Problem details: Your task is to repeat the entries underneath exactly, minus the pictures.

··· Data in this exercise ···

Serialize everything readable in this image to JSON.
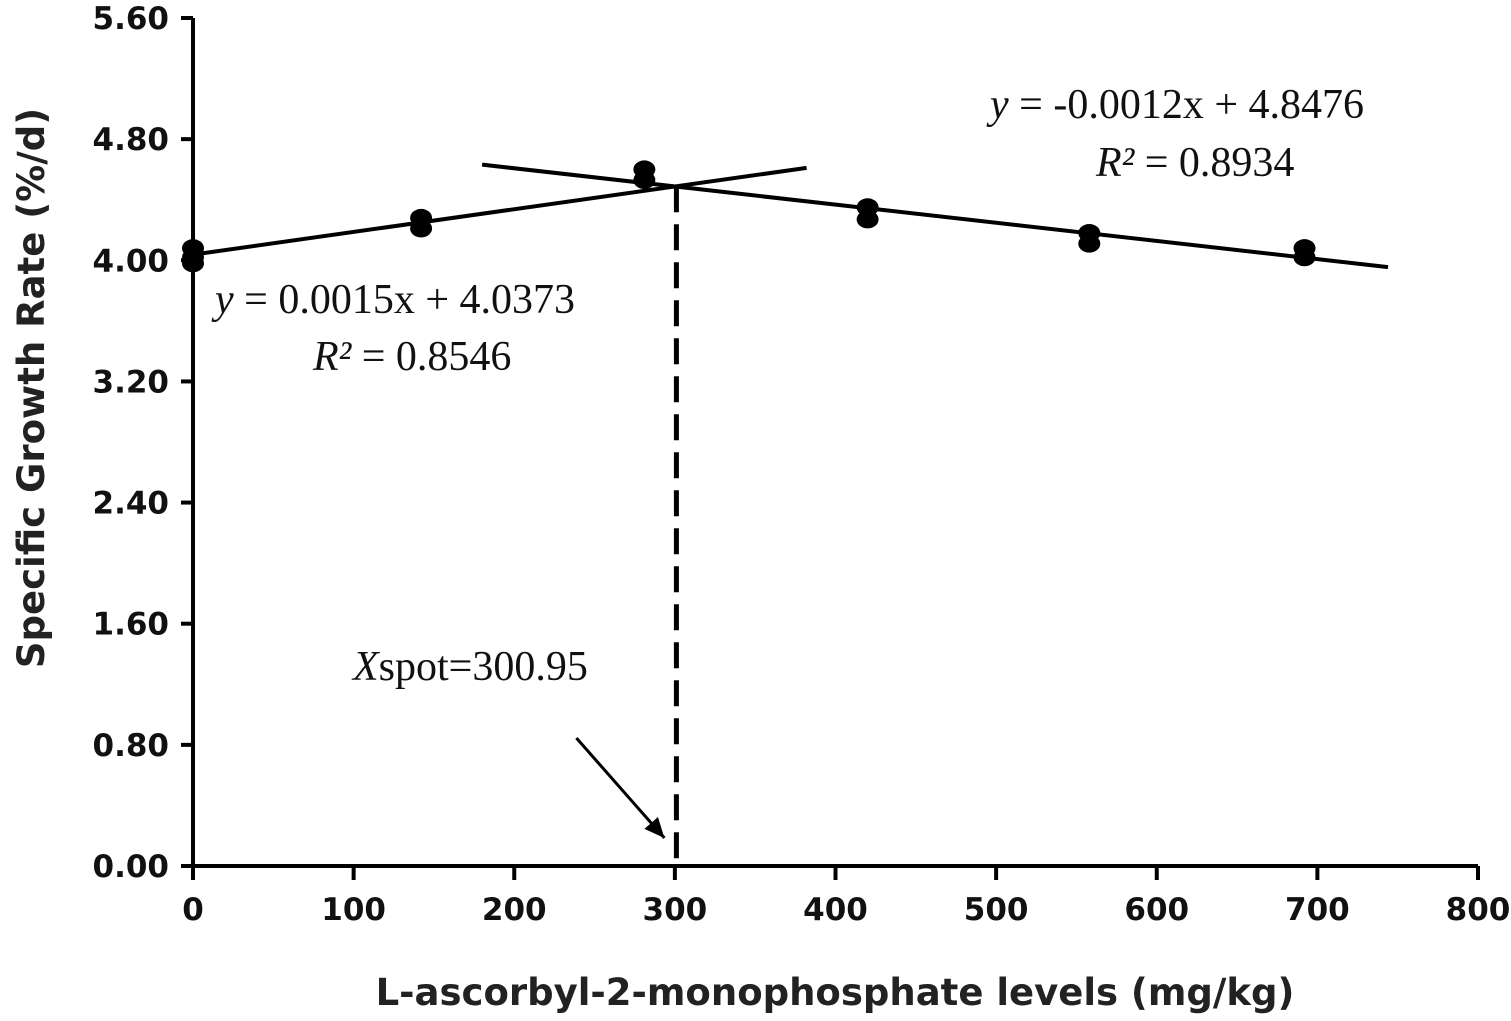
{
  "chart_data": {
    "type": "scatter",
    "title": "",
    "xlabel": "L-ascorbyl-2-monophosphate levels (mg/kg)",
    "ylabel": "Specific Growth Rate (%/d)",
    "xlim": [
      0,
      800
    ],
    "ylim": [
      0,
      5.6
    ],
    "x_ticks": [
      "0",
      "100",
      "200",
      "300",
      "400",
      "500",
      "600",
      "700",
      "800"
    ],
    "y_ticks": [
      "0.00",
      "0.80",
      "1.60",
      "2.40",
      "3.20",
      "4.00",
      "4.80",
      "5.60"
    ],
    "grid": false,
    "points": [
      {
        "x": 0,
        "y": 4.08
      },
      {
        "x": 0,
        "y": 4.02
      },
      {
        "x": 0,
        "y": 3.98
      },
      {
        "x": 142,
        "y": 4.28
      },
      {
        "x": 142,
        "y": 4.21
      },
      {
        "x": 281,
        "y": 4.6
      },
      {
        "x": 281,
        "y": 4.53
      },
      {
        "x": 420,
        "y": 4.35
      },
      {
        "x": 420,
        "y": 4.27
      },
      {
        "x": 558,
        "y": 4.18
      },
      {
        "x": 558,
        "y": 4.11
      },
      {
        "x": 692,
        "y": 4.08
      },
      {
        "x": 692,
        "y": 4.02
      }
    ],
    "fit_lines": [
      {
        "slope": 0.0015,
        "intercept": 4.0373,
        "x_range": [
          0,
          382
        ]
      },
      {
        "slope": -0.0012,
        "intercept": 4.8476,
        "x_range": [
          180,
          744
        ]
      }
    ],
    "equations": [
      {
        "y_part": "y",
        "rest": " = 0.0015x + 4.0373",
        "r2_part": "R²",
        "r2_rest": " = 0.8546"
      },
      {
        "y_part": "y",
        "rest": " = -0.0012x + 4.8476",
        "r2_part": "R²",
        "r2_rest": " = 0.8934"
      }
    ],
    "breakpoint": {
      "x": 300.95,
      "label_italic": "X",
      "label_rest": "spot=300.95"
    }
  }
}
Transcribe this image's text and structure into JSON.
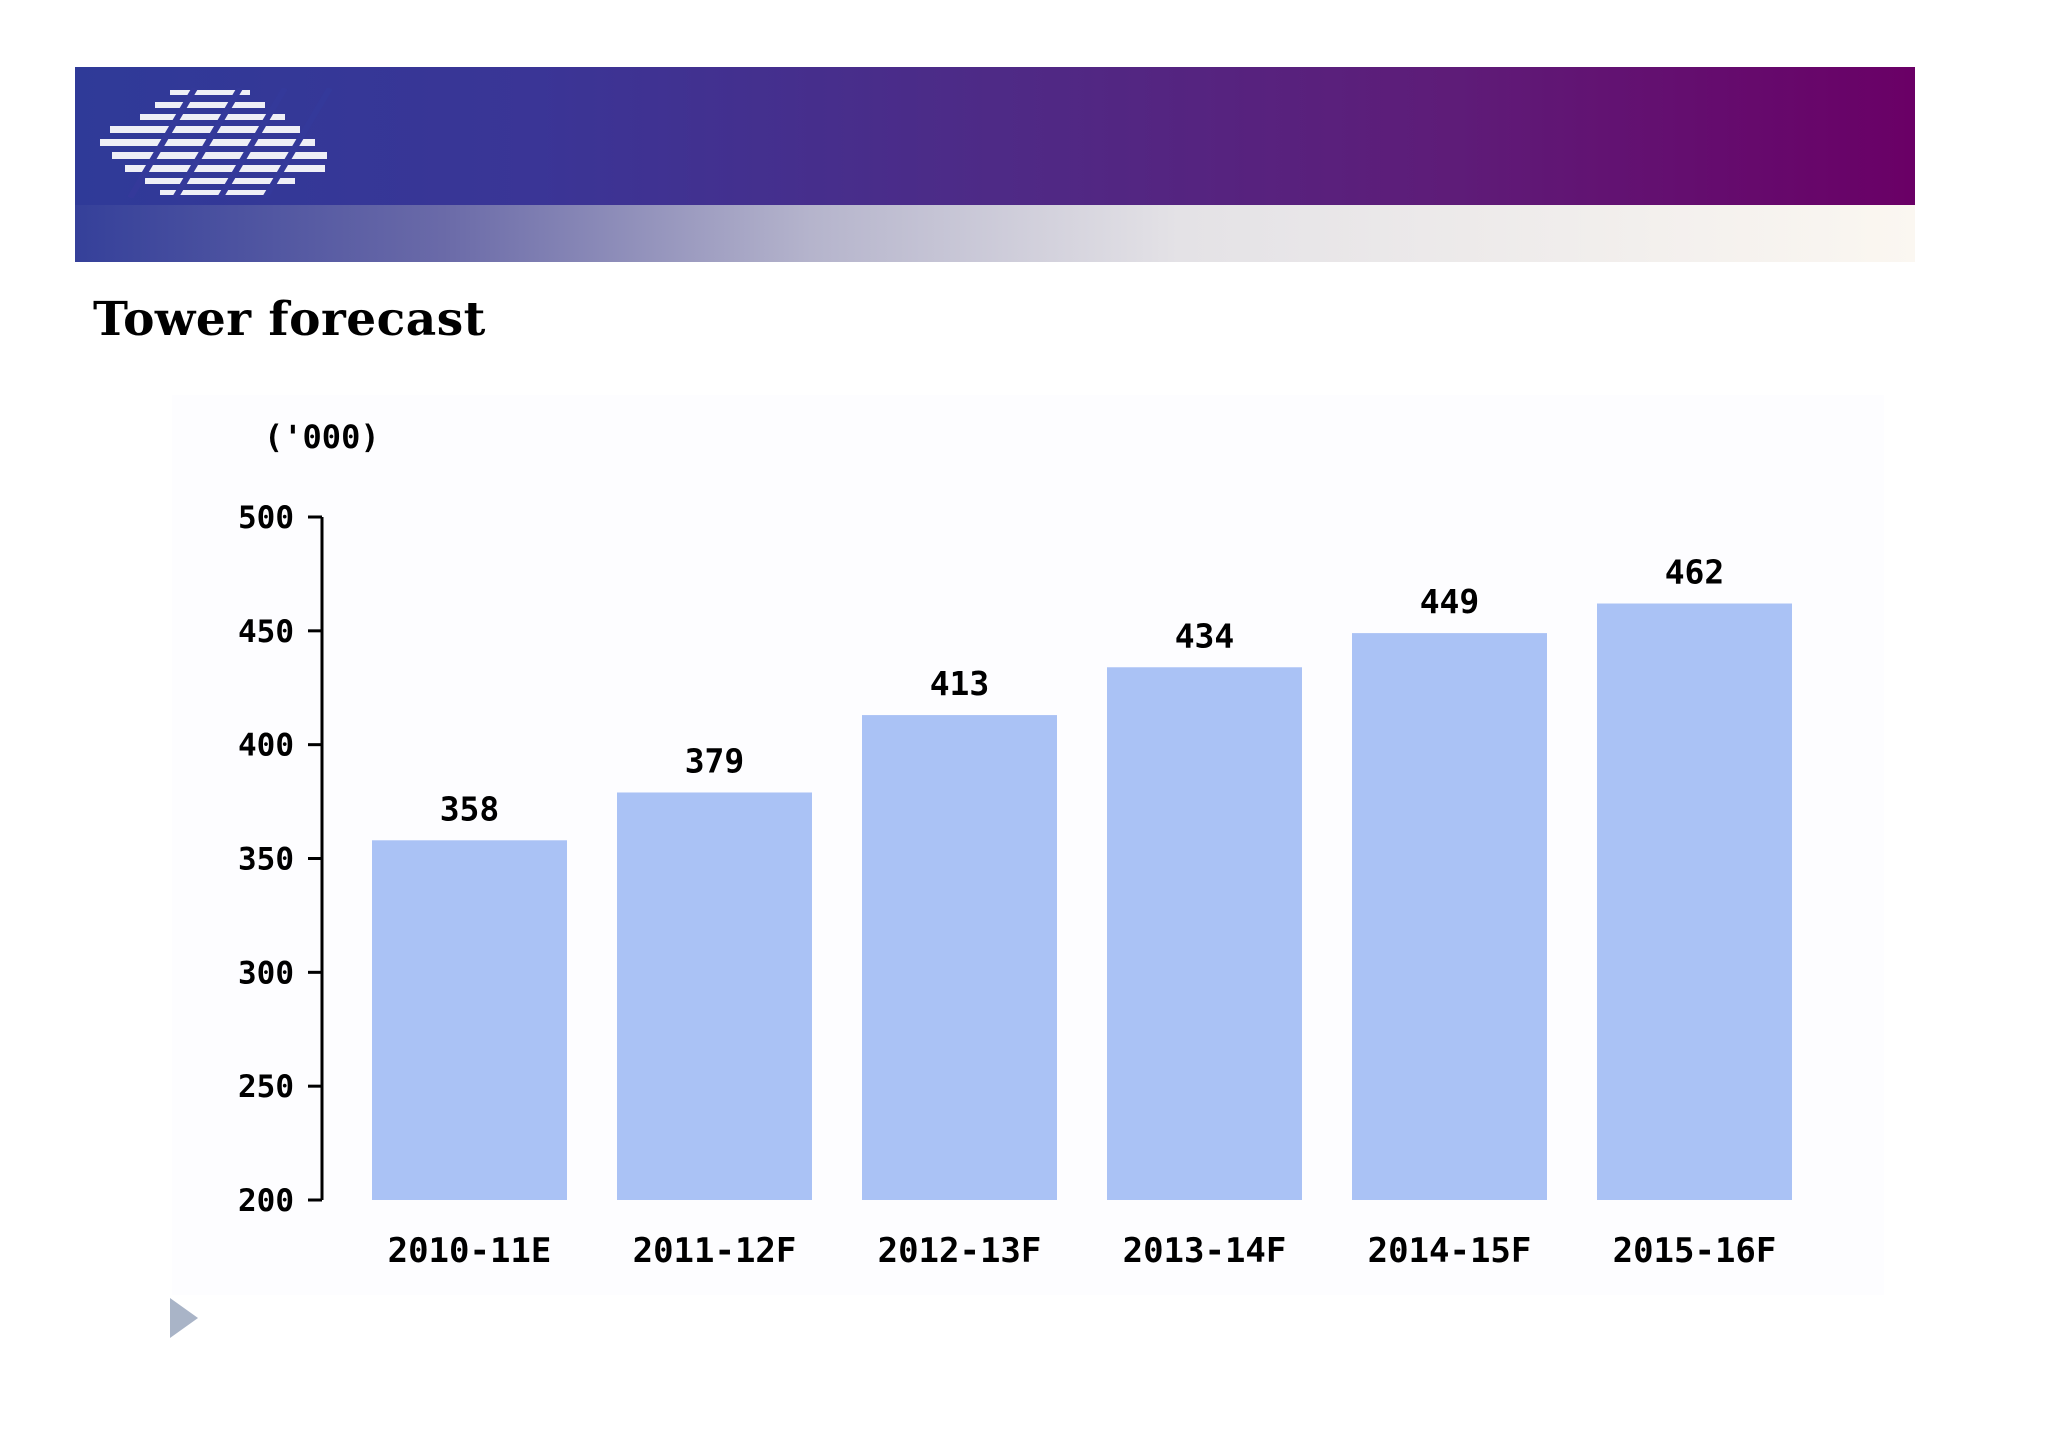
{
  "page": {
    "title": "Tower forecast"
  },
  "colors": {
    "bar": "#aac2f5",
    "axis": "#000000",
    "arrow": "#a9b4c7"
  },
  "icons": {
    "logo": "striped-globe-logo",
    "next": "play-triangle-icon"
  },
  "chart_data": {
    "type": "bar",
    "title": "Tower forecast",
    "unit_label": "('000)",
    "xlabel": "",
    "ylabel": "('000)",
    "categories": [
      "2010-11E",
      "2011-12F",
      "2012-13F",
      "2013-14F",
      "2014-15F",
      "2015-16F"
    ],
    "values": [
      358,
      379,
      413,
      434,
      449,
      462
    ],
    "ylim": [
      200,
      500
    ],
    "yticks": [
      200,
      250,
      300,
      350,
      400,
      450,
      500
    ],
    "grid": false,
    "legend": "none"
  }
}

···

Response to the task:
Serialize everything readable in this image to JSON.
{
  "chart_data": {
    "type": "scatter",
    "title": "",
    "xlabel": "L-ascorbyl-2-monophosphate levels (mg/kg)",
    "ylabel": "Specific Growth Rate (%/d)",
    "xlim": [
      0,
      800
    ],
    "ylim": [
      0,
      5.6
    ],
    "x_ticks": [
      "0",
      "100",
      "200",
      "300",
      "400",
      "500",
      "600",
      "700",
      "800"
    ],
    "y_ticks": [
      "0.00",
      "0.80",
      "1.60",
      "2.40",
      "3.20",
      "4.00",
      "4.80",
      "5.60"
    ],
    "grid": false,
    "points": [
      {
        "x": 0,
        "y": 4.08
      },
      {
        "x": 0,
        "y": 4.02
      },
      {
        "x": 0,
        "y": 3.98
      },
      {
        "x": 142,
        "y": 4.28
      },
      {
        "x": 142,
        "y": 4.21
      },
      {
        "x": 281,
        "y": 4.6
      },
      {
        "x": 281,
        "y": 4.53
      },
      {
        "x": 420,
        "y": 4.35
      },
      {
        "x": 420,
        "y": 4.27
      },
      {
        "x": 558,
        "y": 4.18
      },
      {
        "x": 558,
        "y": 4.11
      },
      {
        "x": 692,
        "y": 4.08
      },
      {
        "x": 692,
        "y": 4.02
      }
    ],
    "fit_lines": [
      {
        "slope": 0.0015,
        "intercept": 4.0373,
        "x_range": [
          0,
          382
        ]
      },
      {
        "slope": -0.0012,
        "intercept": 4.8476,
        "x_range": [
          180,
          744
        ]
      }
    ],
    "equations": [
      {
        "y_part": "y",
        "rest": " = 0.0015x + 4.0373",
        "r2_part": "R²",
        "r2_rest": " = 0.8546"
      },
      {
        "y_part": "y",
        "rest": " = -0.0012x + 4.8476",
        "r2_part": "R²",
        "r2_rest": " = 0.8934"
      }
    ],
    "breakpoint": {
      "x": 300.95,
      "label_italic": "X",
      "label_rest": "spot=300.95"
    }
  }
}
Transcribe this image's text and structure into JSON.
{
  "page": {
    "title": "Tower forecast"
  },
  "colors": {
    "bar": "#aac2f5",
    "axis": "#000000",
    "arrow": "#a9b4c7"
  },
  "icons": {
    "logo": "striped-globe-logo",
    "next": "play-triangle-icon"
  },
  "chart_data": {
    "type": "bar",
    "title": "Tower forecast",
    "unit_label": "('000)",
    "xlabel": "",
    "ylabel": "('000)",
    "categories": [
      "2010-11E",
      "2011-12F",
      "2012-13F",
      "2013-14F",
      "2014-15F",
      "2015-16F"
    ],
    "values": [
      358,
      379,
      413,
      434,
      449,
      462
    ],
    "ylim": [
      200,
      500
    ],
    "yticks": [
      200,
      250,
      300,
      350,
      400,
      450,
      500
    ],
    "grid": false,
    "legend": "none"
  }
}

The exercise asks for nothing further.